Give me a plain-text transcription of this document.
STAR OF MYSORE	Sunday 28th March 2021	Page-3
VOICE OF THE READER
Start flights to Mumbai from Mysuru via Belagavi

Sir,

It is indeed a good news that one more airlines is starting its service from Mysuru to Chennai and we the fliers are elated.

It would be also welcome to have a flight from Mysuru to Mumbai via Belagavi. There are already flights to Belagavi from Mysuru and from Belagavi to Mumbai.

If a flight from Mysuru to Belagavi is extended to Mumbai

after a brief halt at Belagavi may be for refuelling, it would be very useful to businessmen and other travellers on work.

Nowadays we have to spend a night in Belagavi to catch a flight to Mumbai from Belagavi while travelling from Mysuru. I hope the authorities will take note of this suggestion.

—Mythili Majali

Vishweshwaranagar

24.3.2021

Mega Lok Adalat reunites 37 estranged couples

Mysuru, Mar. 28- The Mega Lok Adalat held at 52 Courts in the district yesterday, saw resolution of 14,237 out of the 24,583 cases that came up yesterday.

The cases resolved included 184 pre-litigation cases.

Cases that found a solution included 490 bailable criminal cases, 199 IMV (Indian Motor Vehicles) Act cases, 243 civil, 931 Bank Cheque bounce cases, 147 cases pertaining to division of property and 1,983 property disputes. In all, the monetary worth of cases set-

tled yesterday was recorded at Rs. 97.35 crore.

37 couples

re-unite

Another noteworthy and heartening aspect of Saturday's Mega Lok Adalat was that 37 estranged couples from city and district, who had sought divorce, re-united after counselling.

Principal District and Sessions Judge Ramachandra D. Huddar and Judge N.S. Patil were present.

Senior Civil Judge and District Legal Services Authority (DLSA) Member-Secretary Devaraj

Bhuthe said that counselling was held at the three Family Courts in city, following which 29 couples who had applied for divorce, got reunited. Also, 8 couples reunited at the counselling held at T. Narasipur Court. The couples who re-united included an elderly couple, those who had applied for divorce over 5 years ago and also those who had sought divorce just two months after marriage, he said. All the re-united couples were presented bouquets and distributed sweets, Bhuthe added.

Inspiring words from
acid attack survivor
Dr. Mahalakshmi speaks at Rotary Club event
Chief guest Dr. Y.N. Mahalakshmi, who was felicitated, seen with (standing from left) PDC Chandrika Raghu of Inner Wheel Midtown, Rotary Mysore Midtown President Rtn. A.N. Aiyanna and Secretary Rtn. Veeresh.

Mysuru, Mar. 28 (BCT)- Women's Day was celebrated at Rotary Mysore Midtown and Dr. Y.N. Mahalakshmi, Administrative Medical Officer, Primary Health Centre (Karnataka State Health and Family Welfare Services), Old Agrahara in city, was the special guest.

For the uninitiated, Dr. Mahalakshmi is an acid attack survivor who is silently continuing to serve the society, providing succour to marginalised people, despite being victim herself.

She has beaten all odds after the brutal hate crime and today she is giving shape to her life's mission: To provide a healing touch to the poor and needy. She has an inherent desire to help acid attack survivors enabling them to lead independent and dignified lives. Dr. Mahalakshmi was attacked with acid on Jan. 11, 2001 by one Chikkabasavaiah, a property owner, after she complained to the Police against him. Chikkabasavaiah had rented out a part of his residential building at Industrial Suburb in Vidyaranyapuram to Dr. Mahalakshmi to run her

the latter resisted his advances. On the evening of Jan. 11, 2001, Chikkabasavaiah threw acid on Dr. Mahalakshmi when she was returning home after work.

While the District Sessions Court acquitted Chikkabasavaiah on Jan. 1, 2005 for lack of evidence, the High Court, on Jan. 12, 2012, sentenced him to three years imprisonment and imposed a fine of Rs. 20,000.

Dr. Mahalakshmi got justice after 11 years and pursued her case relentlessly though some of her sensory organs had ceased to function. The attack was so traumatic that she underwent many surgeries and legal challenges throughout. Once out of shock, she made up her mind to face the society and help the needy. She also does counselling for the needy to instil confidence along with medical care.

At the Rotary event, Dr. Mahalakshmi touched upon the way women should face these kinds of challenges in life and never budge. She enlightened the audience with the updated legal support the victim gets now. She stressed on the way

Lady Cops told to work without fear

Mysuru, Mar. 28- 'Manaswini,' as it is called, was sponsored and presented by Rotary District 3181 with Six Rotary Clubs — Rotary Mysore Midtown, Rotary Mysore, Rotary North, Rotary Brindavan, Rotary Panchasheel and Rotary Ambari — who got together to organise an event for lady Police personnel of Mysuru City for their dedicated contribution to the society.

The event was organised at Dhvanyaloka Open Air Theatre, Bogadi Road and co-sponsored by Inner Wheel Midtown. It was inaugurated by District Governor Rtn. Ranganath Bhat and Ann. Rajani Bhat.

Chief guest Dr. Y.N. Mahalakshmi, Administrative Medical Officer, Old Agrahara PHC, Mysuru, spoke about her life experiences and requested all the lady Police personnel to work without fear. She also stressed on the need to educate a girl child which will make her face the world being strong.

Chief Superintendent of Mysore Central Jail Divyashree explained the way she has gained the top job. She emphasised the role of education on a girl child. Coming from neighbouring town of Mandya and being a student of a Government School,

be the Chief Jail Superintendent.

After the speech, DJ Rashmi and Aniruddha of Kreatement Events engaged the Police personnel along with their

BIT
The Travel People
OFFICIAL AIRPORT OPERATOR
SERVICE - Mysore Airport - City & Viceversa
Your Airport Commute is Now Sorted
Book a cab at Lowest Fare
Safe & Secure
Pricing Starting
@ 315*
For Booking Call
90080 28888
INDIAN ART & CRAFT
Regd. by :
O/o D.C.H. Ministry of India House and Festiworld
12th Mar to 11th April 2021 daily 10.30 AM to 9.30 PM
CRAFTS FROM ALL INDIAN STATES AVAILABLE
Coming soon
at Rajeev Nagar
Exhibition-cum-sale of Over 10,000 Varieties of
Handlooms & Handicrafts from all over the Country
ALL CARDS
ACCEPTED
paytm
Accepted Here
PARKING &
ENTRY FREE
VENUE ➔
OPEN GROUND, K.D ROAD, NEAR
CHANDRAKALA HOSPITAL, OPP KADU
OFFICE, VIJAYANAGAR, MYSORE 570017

■ ■ ■ ■

▸ Goal of the exercise
Look through the records and gather every line containing "this".

▸ Solution below
Give me a plain-text transcription of this document.
Nowadays we have to spend a night in Belagavi to catch a flight to Mumbai from Belagavi while travelling from Mysuru. I hope the authorities will take note of this suggestion.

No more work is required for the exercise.